* Exercise instructions: Among the lines below, list those containing the string "image".

Saved entries
####################
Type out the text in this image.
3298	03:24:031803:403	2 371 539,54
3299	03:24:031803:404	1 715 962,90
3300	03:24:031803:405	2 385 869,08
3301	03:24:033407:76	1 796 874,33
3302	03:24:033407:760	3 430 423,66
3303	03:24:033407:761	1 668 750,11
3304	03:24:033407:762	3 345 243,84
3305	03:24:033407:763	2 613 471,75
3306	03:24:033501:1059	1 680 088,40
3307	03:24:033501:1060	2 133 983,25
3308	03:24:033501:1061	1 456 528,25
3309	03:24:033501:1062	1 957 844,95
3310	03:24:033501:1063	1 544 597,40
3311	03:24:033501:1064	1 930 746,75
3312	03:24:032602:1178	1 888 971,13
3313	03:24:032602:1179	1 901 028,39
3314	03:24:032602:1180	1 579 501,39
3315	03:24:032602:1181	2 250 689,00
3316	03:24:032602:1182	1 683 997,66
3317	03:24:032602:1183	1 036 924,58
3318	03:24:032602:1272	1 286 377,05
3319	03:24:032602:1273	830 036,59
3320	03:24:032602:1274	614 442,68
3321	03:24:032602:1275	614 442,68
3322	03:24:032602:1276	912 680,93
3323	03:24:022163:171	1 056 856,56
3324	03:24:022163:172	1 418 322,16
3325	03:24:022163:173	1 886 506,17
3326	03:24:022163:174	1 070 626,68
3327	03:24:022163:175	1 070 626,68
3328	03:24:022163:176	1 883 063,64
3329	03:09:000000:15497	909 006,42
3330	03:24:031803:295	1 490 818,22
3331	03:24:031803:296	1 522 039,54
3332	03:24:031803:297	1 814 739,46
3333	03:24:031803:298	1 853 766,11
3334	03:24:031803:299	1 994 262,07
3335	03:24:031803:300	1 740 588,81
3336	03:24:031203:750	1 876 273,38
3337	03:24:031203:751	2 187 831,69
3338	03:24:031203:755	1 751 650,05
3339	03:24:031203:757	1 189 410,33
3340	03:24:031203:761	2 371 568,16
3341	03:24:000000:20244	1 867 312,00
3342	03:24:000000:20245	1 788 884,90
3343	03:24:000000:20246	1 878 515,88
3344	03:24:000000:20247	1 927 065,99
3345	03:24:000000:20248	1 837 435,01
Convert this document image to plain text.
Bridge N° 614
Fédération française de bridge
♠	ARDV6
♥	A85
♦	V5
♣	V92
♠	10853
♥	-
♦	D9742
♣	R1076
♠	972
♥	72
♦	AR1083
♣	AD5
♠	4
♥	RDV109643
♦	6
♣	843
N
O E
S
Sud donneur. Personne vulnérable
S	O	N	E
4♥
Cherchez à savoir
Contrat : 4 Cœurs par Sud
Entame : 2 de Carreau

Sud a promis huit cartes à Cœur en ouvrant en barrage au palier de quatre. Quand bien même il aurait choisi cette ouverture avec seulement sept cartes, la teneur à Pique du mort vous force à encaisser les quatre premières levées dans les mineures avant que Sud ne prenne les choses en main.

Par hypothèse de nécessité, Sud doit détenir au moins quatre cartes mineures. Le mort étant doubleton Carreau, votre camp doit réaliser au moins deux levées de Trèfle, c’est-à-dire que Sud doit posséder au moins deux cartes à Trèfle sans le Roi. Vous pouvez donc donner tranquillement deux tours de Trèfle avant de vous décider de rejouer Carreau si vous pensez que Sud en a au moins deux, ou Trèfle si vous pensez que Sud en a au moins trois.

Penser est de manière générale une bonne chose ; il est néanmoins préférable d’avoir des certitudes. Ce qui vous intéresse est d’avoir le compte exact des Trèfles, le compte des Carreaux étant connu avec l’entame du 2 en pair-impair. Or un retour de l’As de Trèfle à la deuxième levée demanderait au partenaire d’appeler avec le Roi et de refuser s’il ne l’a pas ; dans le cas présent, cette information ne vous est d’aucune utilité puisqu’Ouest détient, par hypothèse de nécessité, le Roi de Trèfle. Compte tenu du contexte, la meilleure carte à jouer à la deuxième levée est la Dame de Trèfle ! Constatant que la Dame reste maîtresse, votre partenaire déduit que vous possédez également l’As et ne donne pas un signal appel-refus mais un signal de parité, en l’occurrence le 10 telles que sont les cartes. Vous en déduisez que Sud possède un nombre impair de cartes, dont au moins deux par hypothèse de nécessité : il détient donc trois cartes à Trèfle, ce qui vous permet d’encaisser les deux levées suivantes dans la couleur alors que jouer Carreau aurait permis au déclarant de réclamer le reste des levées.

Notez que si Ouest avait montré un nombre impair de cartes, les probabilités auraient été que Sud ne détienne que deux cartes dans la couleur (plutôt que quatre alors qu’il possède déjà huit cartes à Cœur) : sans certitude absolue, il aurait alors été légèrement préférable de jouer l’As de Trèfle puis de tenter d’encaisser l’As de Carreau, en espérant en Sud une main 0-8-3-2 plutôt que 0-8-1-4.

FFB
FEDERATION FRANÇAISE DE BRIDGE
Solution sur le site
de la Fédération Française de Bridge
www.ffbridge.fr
####################
* Expected answer:
Type out the text in this image.
Convert this document image to plain text.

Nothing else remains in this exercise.